:: WHAT IS REQUIRED ::
Go through the data below and gather each line containing "wget".

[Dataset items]
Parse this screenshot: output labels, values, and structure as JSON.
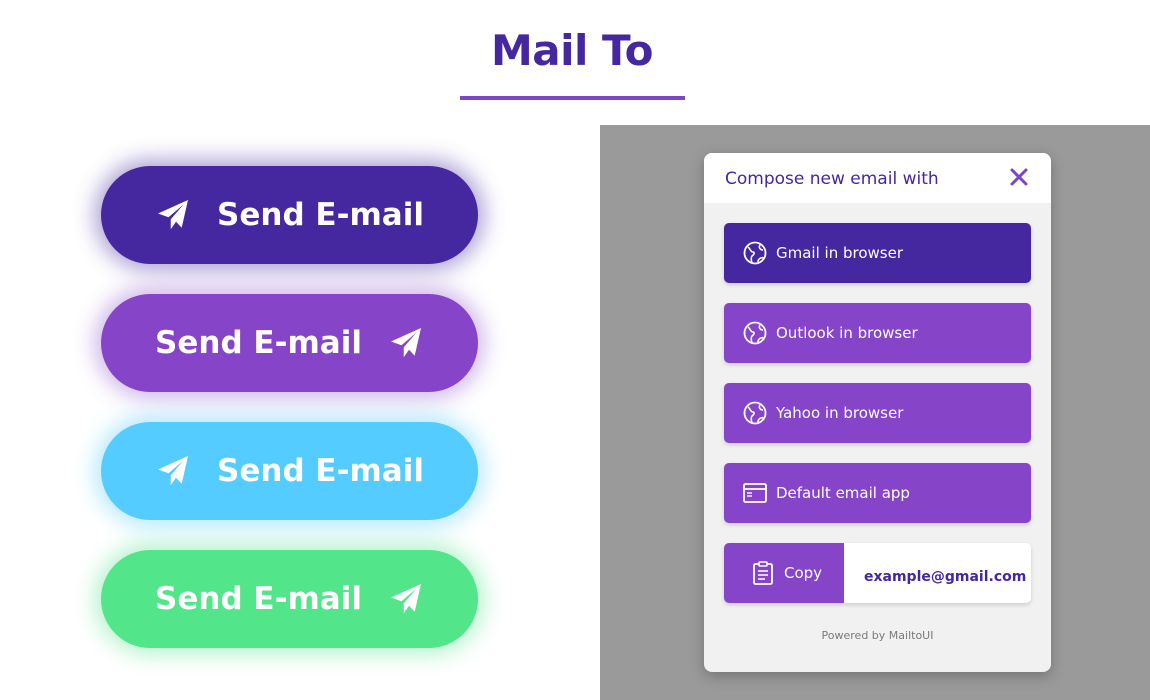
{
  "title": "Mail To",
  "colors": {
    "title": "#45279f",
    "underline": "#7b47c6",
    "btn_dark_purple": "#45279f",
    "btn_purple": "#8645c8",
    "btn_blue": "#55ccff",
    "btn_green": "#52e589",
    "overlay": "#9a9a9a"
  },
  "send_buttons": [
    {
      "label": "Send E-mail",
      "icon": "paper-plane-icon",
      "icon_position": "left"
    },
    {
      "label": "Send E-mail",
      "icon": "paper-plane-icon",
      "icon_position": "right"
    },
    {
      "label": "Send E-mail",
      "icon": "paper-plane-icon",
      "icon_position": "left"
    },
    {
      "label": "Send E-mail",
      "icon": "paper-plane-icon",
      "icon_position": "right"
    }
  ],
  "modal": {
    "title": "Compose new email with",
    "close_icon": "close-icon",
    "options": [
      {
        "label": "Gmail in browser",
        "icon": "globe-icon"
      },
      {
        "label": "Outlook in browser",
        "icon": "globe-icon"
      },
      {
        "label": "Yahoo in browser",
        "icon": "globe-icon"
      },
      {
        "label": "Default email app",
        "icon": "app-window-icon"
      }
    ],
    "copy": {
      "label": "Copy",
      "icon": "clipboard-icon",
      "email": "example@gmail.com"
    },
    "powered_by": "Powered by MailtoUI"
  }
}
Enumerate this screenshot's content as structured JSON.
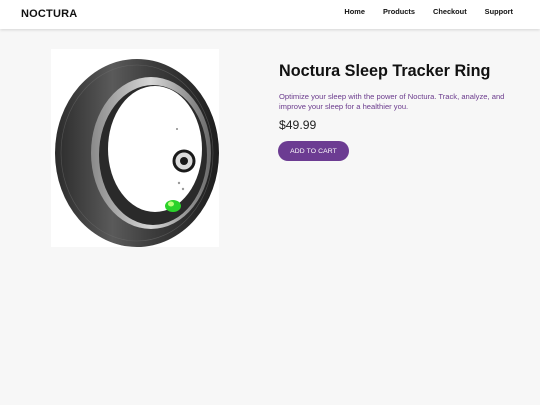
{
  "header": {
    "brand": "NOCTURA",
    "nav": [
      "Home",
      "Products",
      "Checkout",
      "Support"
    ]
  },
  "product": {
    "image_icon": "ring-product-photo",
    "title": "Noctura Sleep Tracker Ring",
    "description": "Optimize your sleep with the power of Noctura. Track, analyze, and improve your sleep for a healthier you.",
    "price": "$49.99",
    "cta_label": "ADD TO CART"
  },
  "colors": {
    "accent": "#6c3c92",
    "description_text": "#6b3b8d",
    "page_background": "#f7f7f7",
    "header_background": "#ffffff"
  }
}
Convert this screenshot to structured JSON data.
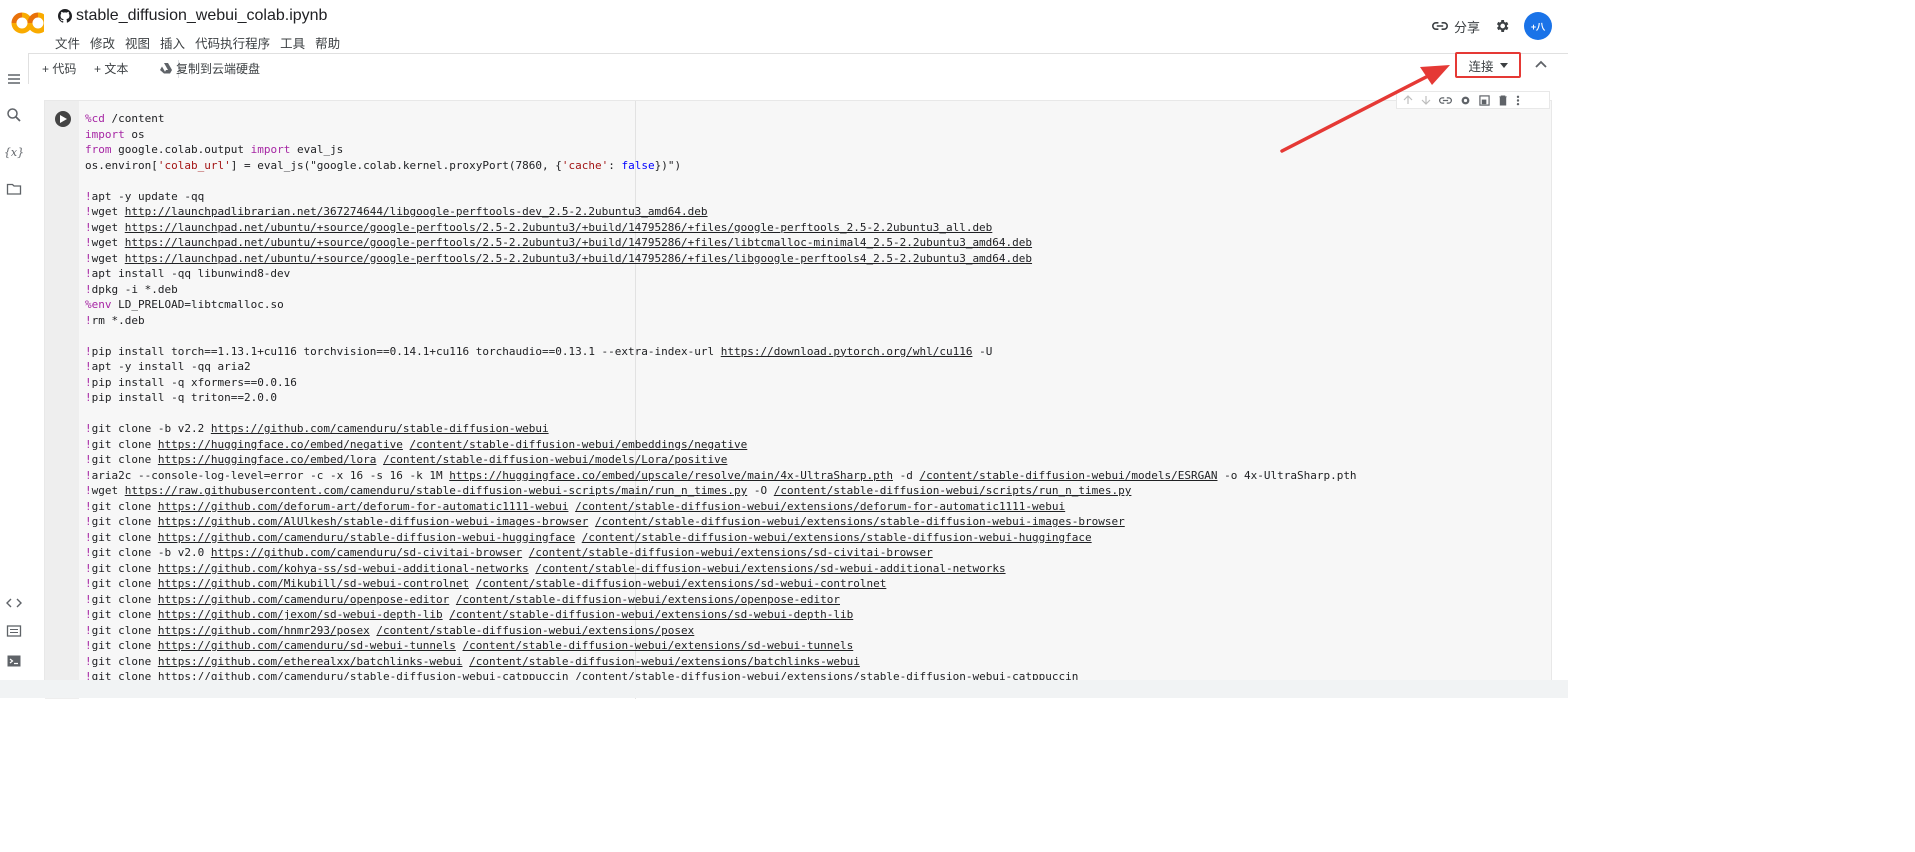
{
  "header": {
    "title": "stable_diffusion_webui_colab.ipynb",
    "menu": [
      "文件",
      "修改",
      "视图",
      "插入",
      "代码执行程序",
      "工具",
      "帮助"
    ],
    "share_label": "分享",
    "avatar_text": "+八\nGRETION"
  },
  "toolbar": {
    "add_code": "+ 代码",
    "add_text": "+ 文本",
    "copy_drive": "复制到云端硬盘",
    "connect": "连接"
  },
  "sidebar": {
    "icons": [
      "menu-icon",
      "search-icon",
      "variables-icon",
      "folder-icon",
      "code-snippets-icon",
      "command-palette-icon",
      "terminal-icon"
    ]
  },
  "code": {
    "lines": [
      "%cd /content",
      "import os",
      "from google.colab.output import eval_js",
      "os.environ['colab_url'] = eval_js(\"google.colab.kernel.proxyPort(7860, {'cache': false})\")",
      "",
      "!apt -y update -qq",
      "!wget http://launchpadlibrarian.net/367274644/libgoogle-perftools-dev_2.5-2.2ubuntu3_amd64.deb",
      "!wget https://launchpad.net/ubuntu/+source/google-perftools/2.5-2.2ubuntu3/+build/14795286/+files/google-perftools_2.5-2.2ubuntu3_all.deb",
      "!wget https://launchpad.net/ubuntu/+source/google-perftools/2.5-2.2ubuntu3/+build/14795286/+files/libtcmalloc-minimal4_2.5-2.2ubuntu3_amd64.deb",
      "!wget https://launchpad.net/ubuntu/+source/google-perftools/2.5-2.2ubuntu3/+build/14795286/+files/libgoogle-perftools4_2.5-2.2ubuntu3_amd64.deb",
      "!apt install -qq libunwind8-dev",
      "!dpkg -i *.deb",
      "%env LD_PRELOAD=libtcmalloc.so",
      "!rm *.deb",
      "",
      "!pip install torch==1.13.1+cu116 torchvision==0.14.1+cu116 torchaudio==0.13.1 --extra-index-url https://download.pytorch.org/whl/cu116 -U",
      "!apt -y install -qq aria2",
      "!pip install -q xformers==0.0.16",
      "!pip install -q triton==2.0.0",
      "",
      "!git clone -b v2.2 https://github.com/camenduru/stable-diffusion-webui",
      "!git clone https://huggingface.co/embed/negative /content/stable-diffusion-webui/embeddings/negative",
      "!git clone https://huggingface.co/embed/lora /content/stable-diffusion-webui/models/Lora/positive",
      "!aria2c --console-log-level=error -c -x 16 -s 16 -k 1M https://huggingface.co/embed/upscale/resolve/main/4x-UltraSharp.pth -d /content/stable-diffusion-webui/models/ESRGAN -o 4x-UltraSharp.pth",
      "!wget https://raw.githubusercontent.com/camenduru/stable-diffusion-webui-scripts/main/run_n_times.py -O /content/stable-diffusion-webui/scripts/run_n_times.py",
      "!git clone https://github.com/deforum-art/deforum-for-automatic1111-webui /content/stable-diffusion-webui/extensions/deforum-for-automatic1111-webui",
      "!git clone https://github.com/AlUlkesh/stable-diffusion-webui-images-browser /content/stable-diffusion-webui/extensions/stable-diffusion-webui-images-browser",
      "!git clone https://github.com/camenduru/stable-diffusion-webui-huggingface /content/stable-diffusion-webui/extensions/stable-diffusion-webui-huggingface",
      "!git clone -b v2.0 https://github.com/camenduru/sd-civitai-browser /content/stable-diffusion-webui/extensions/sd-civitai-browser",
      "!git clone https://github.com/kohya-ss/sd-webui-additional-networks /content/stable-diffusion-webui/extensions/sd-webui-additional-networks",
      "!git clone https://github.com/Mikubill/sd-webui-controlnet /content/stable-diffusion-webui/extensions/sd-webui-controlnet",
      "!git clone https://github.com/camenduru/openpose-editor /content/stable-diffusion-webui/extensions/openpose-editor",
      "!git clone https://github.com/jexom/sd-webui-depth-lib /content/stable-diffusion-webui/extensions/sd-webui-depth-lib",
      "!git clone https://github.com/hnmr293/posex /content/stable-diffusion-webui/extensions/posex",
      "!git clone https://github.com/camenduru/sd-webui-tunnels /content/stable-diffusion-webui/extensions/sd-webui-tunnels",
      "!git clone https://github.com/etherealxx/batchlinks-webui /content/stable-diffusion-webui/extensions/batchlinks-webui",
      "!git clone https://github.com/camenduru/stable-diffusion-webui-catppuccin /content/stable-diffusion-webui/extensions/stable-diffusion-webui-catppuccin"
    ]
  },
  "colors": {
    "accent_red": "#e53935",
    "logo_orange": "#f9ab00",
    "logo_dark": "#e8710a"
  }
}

* * *

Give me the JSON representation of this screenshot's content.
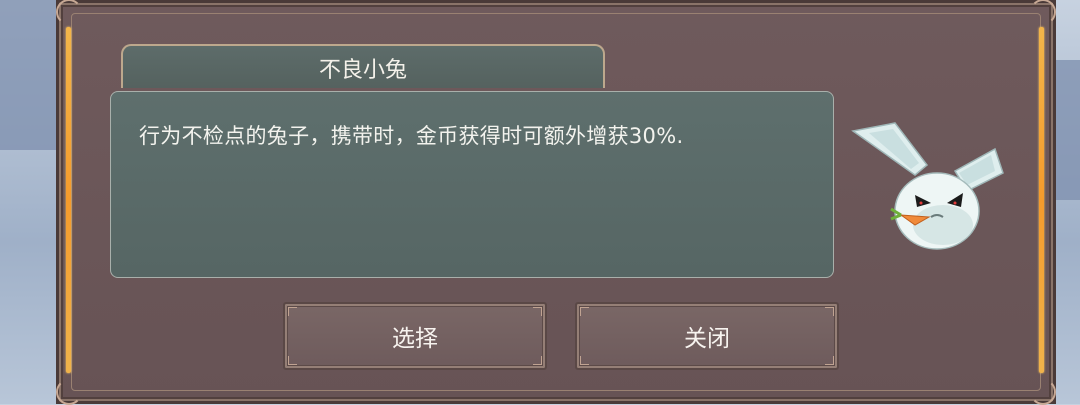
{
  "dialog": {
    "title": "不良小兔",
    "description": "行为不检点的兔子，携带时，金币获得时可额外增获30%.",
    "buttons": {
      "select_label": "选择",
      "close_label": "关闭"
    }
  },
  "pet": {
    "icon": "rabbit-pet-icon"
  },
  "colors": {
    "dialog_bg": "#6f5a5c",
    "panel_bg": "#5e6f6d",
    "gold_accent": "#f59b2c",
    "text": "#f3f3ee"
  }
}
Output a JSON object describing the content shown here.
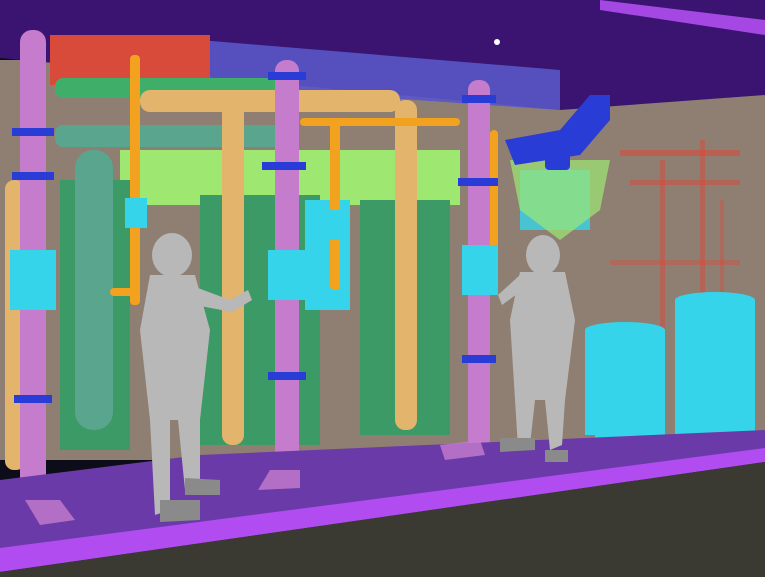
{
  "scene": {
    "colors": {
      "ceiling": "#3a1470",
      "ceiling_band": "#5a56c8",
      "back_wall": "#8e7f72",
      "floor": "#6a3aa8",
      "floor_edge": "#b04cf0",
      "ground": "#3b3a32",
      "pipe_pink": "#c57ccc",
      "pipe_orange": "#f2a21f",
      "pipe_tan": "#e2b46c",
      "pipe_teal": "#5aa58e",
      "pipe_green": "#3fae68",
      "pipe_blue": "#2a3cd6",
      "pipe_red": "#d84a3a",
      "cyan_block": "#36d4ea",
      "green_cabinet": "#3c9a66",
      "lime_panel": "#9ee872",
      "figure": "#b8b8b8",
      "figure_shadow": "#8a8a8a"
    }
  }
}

:: WORKED ANSWER ::
      "!wget http://launchpadlibrarian.net/367274644/libgoogle-perftools-dev_2.5-2.2ubuntu3_amd64.deb",
      "!wget https://launchpad.net/ubuntu/+source/google-perftools/2.5-2.2ubuntu3/+build/14795286/+files/google-perftools_2.5-2.2ubuntu3_all.deb",
      "!wget https://launchpad.net/ubuntu/+source/google-perftools/2.5-2.2ubuntu3/+build/14795286/+files/libtcmalloc-minimal4_2.5-2.2ubuntu3_amd64.deb",
      "!wget https://launchpad.net/ubuntu/+source/google-perftools/2.5-2.2ubuntu3/+build/14795286/+files/libgoogle-perftools4_2.5-2.2ubuntu3_amd64.deb",
      "!wget https://raw.githubusercontent.com/camenduru/stable-diffusion-webui-scripts/main/run_n_times.py -O /content/stable-diffusion-webui/scripts/run_n_times.py",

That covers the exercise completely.